> _RECORDS FOR THIS TASK_
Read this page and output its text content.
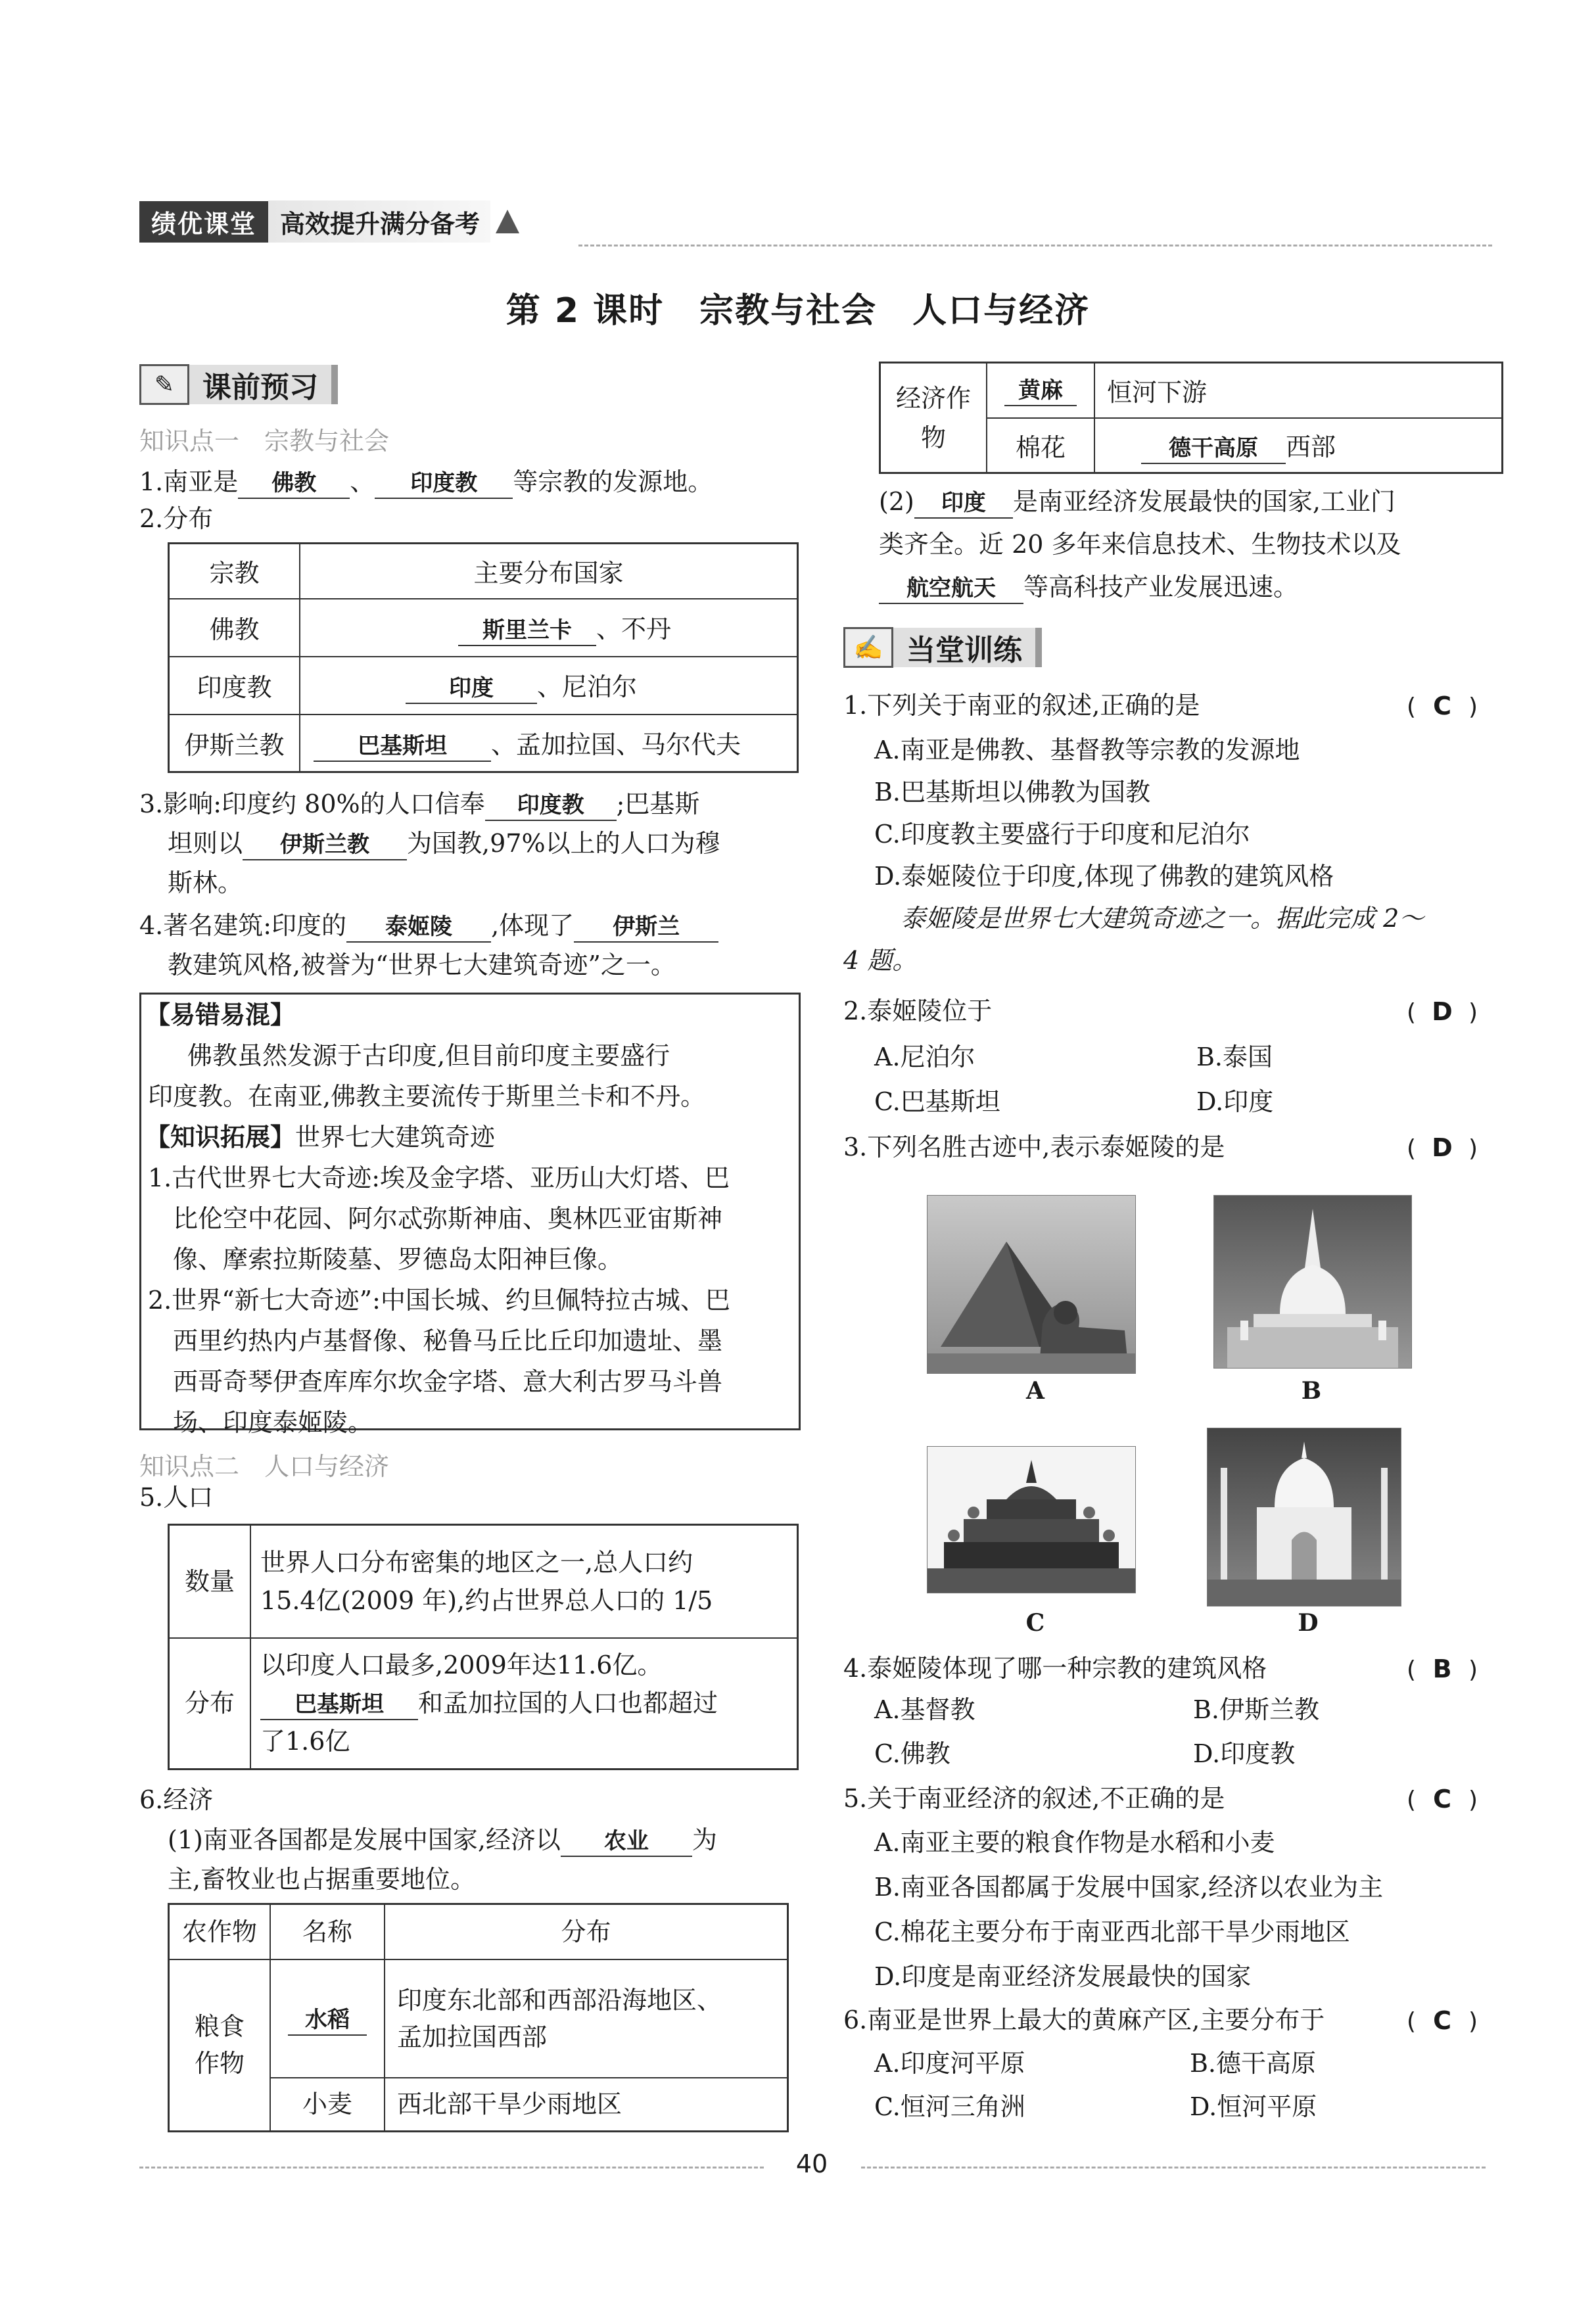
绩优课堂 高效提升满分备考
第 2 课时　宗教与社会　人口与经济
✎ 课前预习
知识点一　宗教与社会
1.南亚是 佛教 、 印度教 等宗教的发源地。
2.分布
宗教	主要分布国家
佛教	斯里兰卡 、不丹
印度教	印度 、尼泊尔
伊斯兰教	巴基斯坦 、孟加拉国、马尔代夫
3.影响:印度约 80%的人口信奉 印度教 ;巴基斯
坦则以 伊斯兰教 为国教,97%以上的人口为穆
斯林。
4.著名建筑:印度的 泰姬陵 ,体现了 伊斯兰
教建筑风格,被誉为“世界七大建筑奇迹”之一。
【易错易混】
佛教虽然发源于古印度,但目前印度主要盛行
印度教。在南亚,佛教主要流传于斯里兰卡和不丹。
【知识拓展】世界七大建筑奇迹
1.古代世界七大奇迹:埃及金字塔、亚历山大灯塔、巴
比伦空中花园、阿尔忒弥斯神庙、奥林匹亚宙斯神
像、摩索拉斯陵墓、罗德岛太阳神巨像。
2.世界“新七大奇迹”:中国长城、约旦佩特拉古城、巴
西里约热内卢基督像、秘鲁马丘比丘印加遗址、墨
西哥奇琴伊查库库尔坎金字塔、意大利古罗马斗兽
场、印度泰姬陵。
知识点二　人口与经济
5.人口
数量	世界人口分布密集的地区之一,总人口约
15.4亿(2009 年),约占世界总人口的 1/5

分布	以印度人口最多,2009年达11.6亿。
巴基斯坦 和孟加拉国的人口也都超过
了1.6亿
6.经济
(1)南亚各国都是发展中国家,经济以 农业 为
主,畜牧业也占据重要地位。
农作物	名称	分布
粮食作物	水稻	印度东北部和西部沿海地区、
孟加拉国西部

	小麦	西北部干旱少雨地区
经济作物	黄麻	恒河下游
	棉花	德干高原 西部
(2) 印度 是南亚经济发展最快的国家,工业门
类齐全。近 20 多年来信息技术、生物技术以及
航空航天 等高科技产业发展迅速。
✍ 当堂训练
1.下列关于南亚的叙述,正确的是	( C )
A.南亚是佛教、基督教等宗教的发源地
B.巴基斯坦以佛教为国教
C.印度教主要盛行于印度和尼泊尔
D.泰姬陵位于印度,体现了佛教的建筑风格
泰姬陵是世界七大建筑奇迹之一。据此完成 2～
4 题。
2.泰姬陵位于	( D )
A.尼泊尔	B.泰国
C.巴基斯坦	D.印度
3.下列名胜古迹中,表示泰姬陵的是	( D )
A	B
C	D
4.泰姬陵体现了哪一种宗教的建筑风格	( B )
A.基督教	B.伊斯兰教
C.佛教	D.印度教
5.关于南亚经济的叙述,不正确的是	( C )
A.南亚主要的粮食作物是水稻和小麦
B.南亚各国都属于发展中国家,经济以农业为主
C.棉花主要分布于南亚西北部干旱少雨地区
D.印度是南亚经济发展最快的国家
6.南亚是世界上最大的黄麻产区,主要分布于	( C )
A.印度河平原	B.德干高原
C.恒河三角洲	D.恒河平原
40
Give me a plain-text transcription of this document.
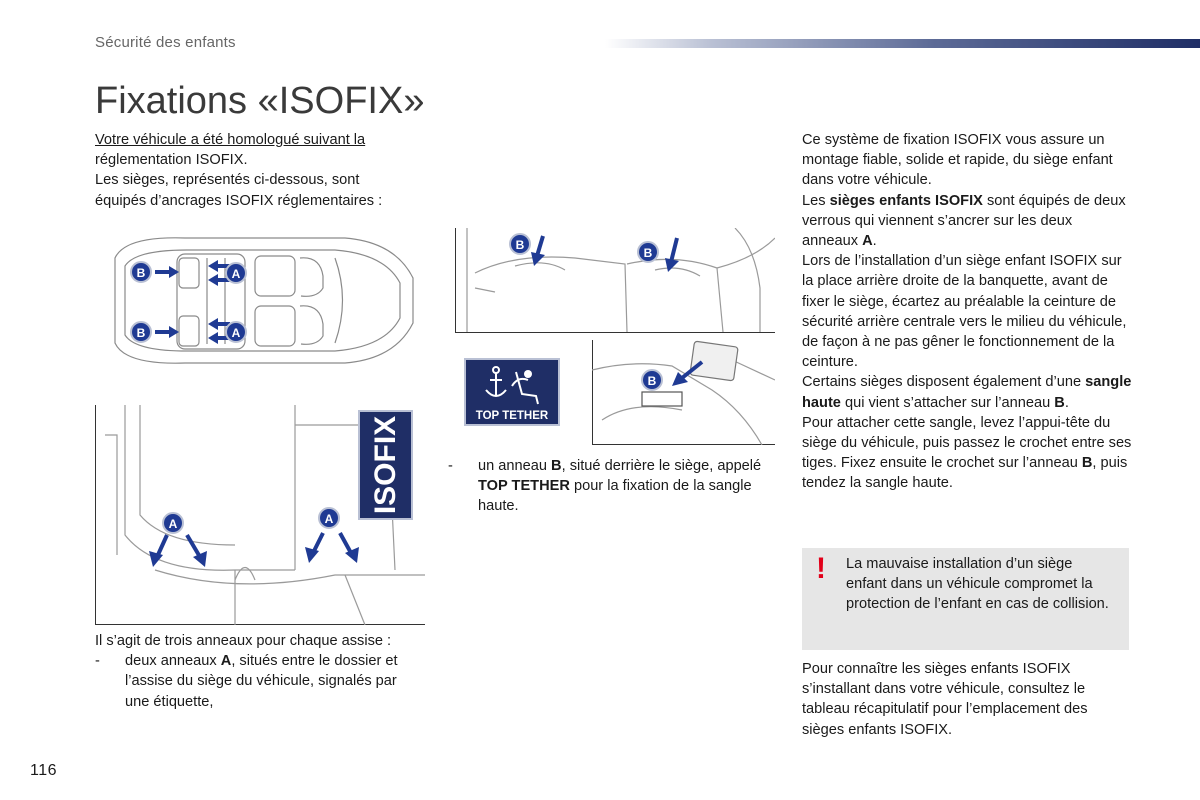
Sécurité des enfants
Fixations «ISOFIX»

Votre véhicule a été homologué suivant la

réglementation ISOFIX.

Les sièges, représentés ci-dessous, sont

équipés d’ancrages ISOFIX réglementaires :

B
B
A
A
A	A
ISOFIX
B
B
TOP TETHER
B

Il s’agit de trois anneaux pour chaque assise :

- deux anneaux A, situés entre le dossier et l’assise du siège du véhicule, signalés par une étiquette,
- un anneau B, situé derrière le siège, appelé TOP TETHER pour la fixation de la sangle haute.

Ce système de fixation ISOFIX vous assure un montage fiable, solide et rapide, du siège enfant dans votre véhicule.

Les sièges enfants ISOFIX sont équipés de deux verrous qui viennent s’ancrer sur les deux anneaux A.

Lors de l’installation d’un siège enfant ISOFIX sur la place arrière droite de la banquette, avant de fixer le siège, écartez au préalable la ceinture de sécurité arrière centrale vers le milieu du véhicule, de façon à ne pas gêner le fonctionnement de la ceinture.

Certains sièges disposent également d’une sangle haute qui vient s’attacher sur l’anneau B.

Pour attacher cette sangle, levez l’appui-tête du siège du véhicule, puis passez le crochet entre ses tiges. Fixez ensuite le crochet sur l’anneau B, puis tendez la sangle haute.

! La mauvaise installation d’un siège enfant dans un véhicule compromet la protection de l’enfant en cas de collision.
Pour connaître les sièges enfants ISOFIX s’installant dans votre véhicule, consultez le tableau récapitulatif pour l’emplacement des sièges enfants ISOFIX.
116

> _INSTRUCTIONS FOR THE TASK_
Repeat only the lines from the one with "Give me a plain-text" through the end of the data, both included and exactly as written. Pictures stay out of the copy.

> _ANSWER TO THIS PROBLEM_
Give me a plain-text transcription of this document.
Sécurité des enfants
Fixations «ISOFIX»

Votre véhicule a été homologué suivant la

réglementation ISOFIX.

Les sièges, représentés ci-dessous, sont

équipés d’ancrages ISOFIX réglementaires :

B
B
A
A
A	A
ISOFIX
B
B
TOP TETHER
B

Il s’agit de trois anneaux pour chaque assise :

- deux anneaux A, situés entre le dossier et l’assise du siège du véhicule, signalés par une étiquette,
- un anneau B, situé derrière le siège, appelé TOP TETHER pour la fixation de la sangle haute.

Ce système de fixation ISOFIX vous assure un montage fiable, solide et rapide, du siège enfant dans votre véhicule.

Les sièges enfants ISOFIX sont équipés de deux verrous qui viennent s’ancrer sur les deux anneaux A.

Lors de l’installation d’un siège enfant ISOFIX sur la place arrière droite de la banquette, avant de fixer le siège, écartez au préalable la ceinture de sécurité arrière centrale vers le milieu du véhicule, de façon à ne pas gêner le fonctionnement de la ceinture.

Certains sièges disposent également d’une sangle haute qui vient s’attacher sur l’anneau B.

Pour attacher cette sangle, levez l’appui-tête du siège du véhicule, puis passez le crochet entre ses tiges. Fixez ensuite le crochet sur l’anneau B, puis tendez la sangle haute.

! La mauvaise installation d’un siège enfant dans un véhicule compromet la protection de l’enfant en cas de collision.
Pour connaître les sièges enfants ISOFIX s’installant dans votre véhicule, consultez le tableau récapitulatif pour l’emplacement des sièges enfants ISOFIX.
116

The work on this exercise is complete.